Input data:

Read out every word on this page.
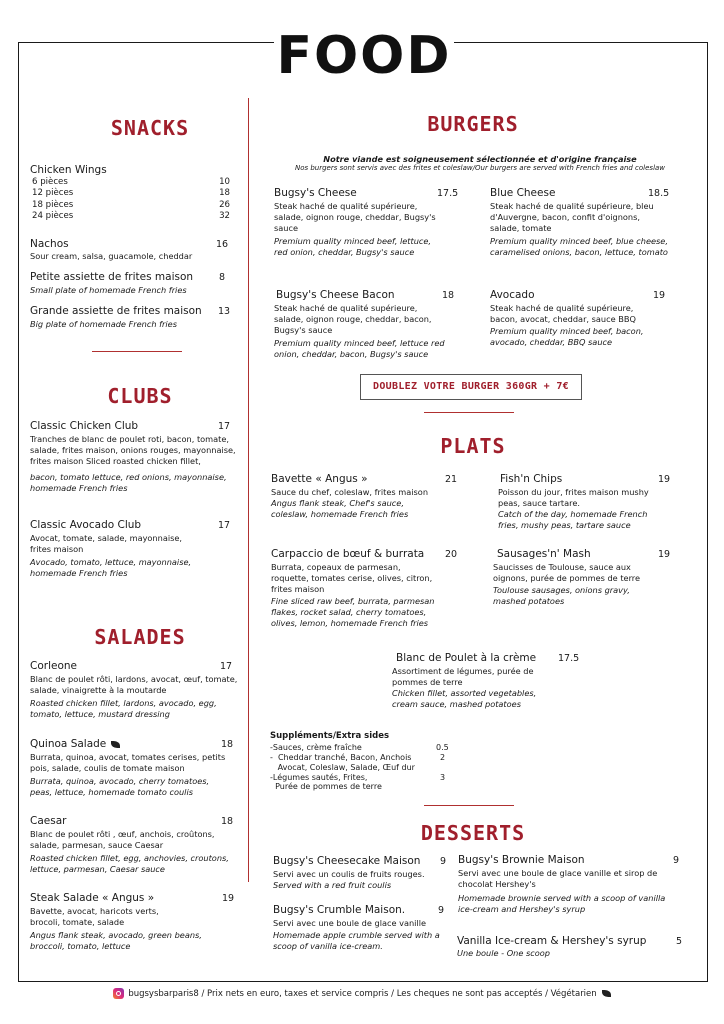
FOOD
SNACKS
Chicken Wings
6 pièces	10
12 pièces	18
18 pièces	26
24 pièces	32
Nachos	16
Sour cream, salsa, guacamole, cheddar
Petite assiette de frites maison	8
Small plate of homemade French fries
Grande assiette de frites maison 13
Big plate of homemade French fries
CLUBS
Classic Chicken Club	17
Tranches de blanc de poulet roti, bacon, tomate, salade, frites maison, onions rouges, mayonnaise, frites maison Sliced roasted chicken fillet,
bacon, tomato lettuce, red onions, mayonnaise, homemade French fries
Classic Avocado Club	17
Avocat, tomate, salade, mayonnaise, frites maison
Avocado, tomato, lettuce, mayonnaise, homemade French fries
SALADES
Corleone	17
Blanc de poulet rôti, lardons, avocat, œuf, tomate, salade, vinaigrette à la moutarde
Roasted chicken fillet, lardons, avocado, egg, tomato, lettuce, mustard dressing
Quinoa Salade	18
Burrata, quinoa, avocat, tomates cerises, petits pois, salade, coulis de tomate maison
Burrata, quinoa, avocado, cherry tomatoes, peas, lettuce, homemade tomato coulis
Caesar	18
Blanc de poulet rôti , œuf, anchois, croûtons, salade, parmesan, sauce Caesar
Roasted chicken fillet, egg, anchovies, croutons, lettuce, parmesan, Caesar sauce
Steak Salade « Angus »	19
Bavette, avocat, haricots verts, brocoli, tomate, salade
Angus flank steak, avocado, green beans, broccoli, tomato, lettuce
BURGERS
Notre viande est soigneusement sélectionnée et d'origine française
Nos burgers sont servis avec des frites et coleslaw/Our burgers are served with French fries and coleslaw
Bugsy's Cheese	17.5
Steak haché de qualité supérieure, salade, oignon rouge, cheddar, Bugsy's sauce
Premium quality minced beef, lettuce, red onion, cheddar, Bugsy's sauce
Blue Cheese	18.5
Steak haché de qualité supérieure, bleu d'Auvergne, bacon, confit d'oignons, salade, tomate
Premium quality minced beef, blue cheese, caramelised onions, bacon, lettuce, tomato
Bugsy's Cheese Bacon	18
Steak haché de qualité supérieure, salade, oignon rouge, cheddar, bacon, Bugsy's sauce
Premium quality minced beef, lettuce red onion, cheddar, bacon, Bugsy's sauce
Avocado	19
Steak haché de qualité supérieure, bacon, avocat, cheddar, sauce BBQ
Premium quality minced beef, bacon, avocado, cheddar, BBQ sauce
DOUBLEZ VOTRE BURGER 360GR + 7€
PLATS
Bavette « Angus »	21
Sauce du chef, coleslaw, frites maison
Angus flank steak, Chef's sauce, coleslaw, homemade French fries
Fish'n Chips	19
Poisson du jour, frites maison mushy peas, sauce tartare.
Catch of the day, homemade French fries, mushy peas, tartare sauce
Carpaccio de bœuf & burrata 20
Burrata, copeaux de parmesan, roquette, tomates cerise, olives, citron, frites maison
Fine sliced raw beef, burrata, parmesan flakes, rocket salad, cherry tomatoes, olives, lemon, homemade French fries
Sausages'n' Mash	19
Saucisses de Toulouse, sauce aux oignons, purée de pommes de terre
Toulouse sausages, onions gravy, mashed potatoes
Blanc de Poulet à la crème 17.5
Assortiment de légumes, purée de pommes de terre
Chicken fillet, assorted vegetables, cream sauce, mashed potatoes
Suppléments/Extra sides
-Sauces, crème fraîche	0.5
-  Cheddar tranché, Bacon, Anchois	2
Avocat, Coleslaw, Salade, Œuf dur
-Légumes sautés, Frites,	3
Purée de pommes de terre
DESSERTS
Bugsy's Cheesecake Maison 9
Servi avec un coulis de fruits rouges.
Served with a red fruit coulis
Bugsy's Crumble Maison.	9
Servi avec une boule de glace vanille
Homemade apple crumble served with a scoop of vanilla ice-cream.
Bugsy's Brownie Maison	9
Servi avec une boule de glace vanille et sirop de chocolat Hershey's
Homemade brownie served with a scoop of vanilla ice-cream and Hershey's syrup
Vanilla Ice-cream & Hershey's syrup	5
Une boule - One scoop
bugsysbarparis8 / Prix nets en euro, taxes et service compris / Les cheques ne sont pas acceptés / Végétarien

Direction: Repeat the material above verbatim, with no pictures in the output.

Task result:
Read out every word on this page.
FOOD
SNACKS
Chicken Wings
6 pièces	10
12 pièces	18
18 pièces	26
24 pièces	32
Nachos	16
Sour cream, salsa, guacamole, cheddar
Petite assiette de frites maison	8
Small plate of homemade French fries
Grande assiette de frites maison 13
Big plate of homemade French fries
CLUBS
Classic Chicken Club	17
Tranches de blanc de poulet roti, bacon, tomate, salade, frites maison, onions rouges, mayonnaise, frites maison Sliced roasted chicken fillet,
bacon, tomato lettuce, red onions, mayonnaise, homemade French fries
Classic Avocado Club	17
Avocat, tomate, salade, mayonnaise, frites maison
Avocado, tomato, lettuce, mayonnaise, homemade French fries
SALADES
Corleone	17
Blanc de poulet rôti, lardons, avocat, œuf, tomate, salade, vinaigrette à la moutarde
Roasted chicken fillet, lardons, avocado, egg, tomato, lettuce, mustard dressing
Quinoa Salade	18
Burrata, quinoa, avocat, tomates cerises, petits pois, salade, coulis de tomate maison
Burrata, quinoa, avocado, cherry tomatoes, peas, lettuce, homemade tomato coulis
Caesar	18
Blanc de poulet rôti , œuf, anchois, croûtons, salade, parmesan, sauce Caesar
Roasted chicken fillet, egg, anchovies, croutons, lettuce, parmesan, Caesar sauce
Steak Salade « Angus »	19
Bavette, avocat, haricots verts, brocoli, tomate, salade
Angus flank steak, avocado, green beans, broccoli, tomato, lettuce
BURGERS
Notre viande est soigneusement sélectionnée et d'origine française
Nos burgers sont servis avec des frites et coleslaw/Our burgers are served with French fries and coleslaw
Bugsy's Cheese	17.5
Steak haché de qualité supérieure, salade, oignon rouge, cheddar, Bugsy's sauce
Premium quality minced beef, lettuce, red onion, cheddar, Bugsy's sauce
Blue Cheese	18.5
Steak haché de qualité supérieure, bleu d'Auvergne, bacon, confit d'oignons, salade, tomate
Premium quality minced beef, blue cheese, caramelised onions, bacon, lettuce, tomato
Bugsy's Cheese Bacon	18
Steak haché de qualité supérieure, salade, oignon rouge, cheddar, bacon, Bugsy's sauce
Premium quality minced beef, lettuce red onion, cheddar, bacon, Bugsy's sauce
Avocado	19
Steak haché de qualité supérieure, bacon, avocat, cheddar, sauce BBQ
Premium quality minced beef, bacon, avocado, cheddar, BBQ sauce
DOUBLEZ VOTRE BURGER 360GR + 7€
PLATS
Bavette « Angus »	21
Sauce du chef, coleslaw, frites maison
Angus flank steak, Chef's sauce, coleslaw, homemade French fries
Fish'n Chips	19
Poisson du jour, frites maison mushy peas, sauce tartare.
Catch of the day, homemade French fries, mushy peas, tartare sauce
Carpaccio de bœuf & burrata 20
Burrata, copeaux de parmesan, roquette, tomates cerise, olives, citron, frites maison
Fine sliced raw beef, burrata, parmesan flakes, rocket salad, cherry tomatoes, olives, lemon, homemade French fries
Sausages'n' Mash	19
Saucisses de Toulouse, sauce aux oignons, purée de pommes de terre
Toulouse sausages, onions gravy, mashed potatoes
Blanc de Poulet à la crème 17.5
Assortiment de légumes, purée de pommes de terre
Chicken fillet, assorted vegetables, cream sauce, mashed potatoes
Suppléments/Extra sides
-Sauces, crème fraîche	0.5
-  Cheddar tranché, Bacon, Anchois	2
Avocat, Coleslaw, Salade, Œuf dur
-Légumes sautés, Frites,	3
Purée de pommes de terre
DESSERTS
Bugsy's Cheesecake Maison 9
Servi avec un coulis de fruits rouges.
Served with a red fruit coulis
Bugsy's Crumble Maison.	9
Servi avec une boule de glace vanille
Homemade apple crumble served with a scoop of vanilla ice-cream.
Bugsy's Brownie Maison	9
Servi avec une boule de glace vanille et sirop de chocolat Hershey's
Homemade brownie served with a scoop of vanilla ice-cream and Hershey's syrup
Vanilla Ice-cream & Hershey's syrup	5
Une boule - One scoop
bugsysbarparis8 / Prix nets en euro, taxes et service compris / Les cheques ne sont pas acceptés / Végétarien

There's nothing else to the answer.